**Your goal**
Extract the complete data exactly as given.
________________________
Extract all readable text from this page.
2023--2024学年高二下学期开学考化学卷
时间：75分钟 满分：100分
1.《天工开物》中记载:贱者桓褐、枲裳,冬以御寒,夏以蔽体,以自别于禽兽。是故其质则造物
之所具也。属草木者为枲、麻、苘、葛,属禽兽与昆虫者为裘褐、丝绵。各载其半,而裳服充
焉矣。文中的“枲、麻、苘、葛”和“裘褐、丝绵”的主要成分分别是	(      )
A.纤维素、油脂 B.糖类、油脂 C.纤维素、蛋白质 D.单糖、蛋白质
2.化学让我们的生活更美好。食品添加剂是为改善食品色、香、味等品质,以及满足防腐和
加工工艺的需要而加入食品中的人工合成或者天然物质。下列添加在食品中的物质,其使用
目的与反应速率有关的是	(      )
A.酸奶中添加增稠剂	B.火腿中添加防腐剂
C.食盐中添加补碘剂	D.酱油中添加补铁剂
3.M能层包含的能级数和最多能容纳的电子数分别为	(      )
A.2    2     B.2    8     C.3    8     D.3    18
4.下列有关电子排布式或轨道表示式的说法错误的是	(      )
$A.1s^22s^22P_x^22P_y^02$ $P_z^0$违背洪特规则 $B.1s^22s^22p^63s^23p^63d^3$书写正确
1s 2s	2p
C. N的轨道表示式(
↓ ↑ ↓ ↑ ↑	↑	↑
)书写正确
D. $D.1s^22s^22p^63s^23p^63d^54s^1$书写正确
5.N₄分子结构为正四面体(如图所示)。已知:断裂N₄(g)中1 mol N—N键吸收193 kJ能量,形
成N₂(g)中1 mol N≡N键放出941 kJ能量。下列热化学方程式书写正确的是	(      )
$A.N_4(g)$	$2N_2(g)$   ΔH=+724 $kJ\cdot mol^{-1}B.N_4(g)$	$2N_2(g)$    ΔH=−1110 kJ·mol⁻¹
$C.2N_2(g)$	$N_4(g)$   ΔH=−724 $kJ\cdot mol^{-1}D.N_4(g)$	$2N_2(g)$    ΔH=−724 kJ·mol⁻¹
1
________________________
**Response**
Extract all readable text from this page.
2023--2024学年高二下学期开学考化学卷
时间：75分钟 满分：100分
1.《天工开物》中记载:贱者桓褐、枲裳,冬以御寒,夏以蔽体,以自别于禽兽。是故其质则造物
之所具也。属草木者为枲、麻、苘、葛,属禽兽与昆虫者为裘褐、丝绵。各载其半,而裳服充
焉矣。文中的“枲、麻、苘、葛”和“裘褐、丝绵”的主要成分分别是	(      )
A.纤维素、油脂 B.糖类、油脂 C.纤维素、蛋白质 D.单糖、蛋白质
2.化学让我们的生活更美好。食品添加剂是为改善食品色、香、味等品质,以及满足防腐和
加工工艺的需要而加入食品中的人工合成或者天然物质。下列添加在食品中的物质,其使用
目的与反应速率有关的是	(      )
A.酸奶中添加增稠剂	B.火腿中添加防腐剂
C.食盐中添加补碘剂	D.酱油中添加补铁剂
3.M能层包含的能级数和最多能容纳的电子数分别为	(      )
A.2    2     B.2    8     C.3    8     D.3    18
4.下列有关电子排布式或轨道表示式的说法错误的是	(      )
$A.1s^22s^22P_x^22P_y^02$ $P_z^0$违背洪特规则 $B.1s^22s^22p^63s^23p^63d^3$书写正确
1s 2s	2p
C. N的轨道表示式(
↓ ↑ ↓ ↑ ↑	↑	↑
)书写正确
D. $D.1s^22s^22p^63s^23p^63d^54s^1$书写正确
5.N₄分子结构为正四面体(如图所示)。已知:断裂N₄(g)中1 mol N—N键吸收193 kJ能量,形
成N₂(g)中1 mol N≡N键放出941 kJ能量。下列热化学方程式书写正确的是	(      )
$A.N_4(g)$	$2N_2(g)$   ΔH=+724 $kJ\cdot mol^{-1}B.N_4(g)$	$2N_2(g)$    ΔH=−1110 kJ·mol⁻¹
$C.2N_2(g)$	$N_4(g)$   ΔH=−724 $kJ\cdot mol^{-1}D.N_4(g)$	$2N_2(g)$    ΔH=−724 kJ·mol⁻¹
1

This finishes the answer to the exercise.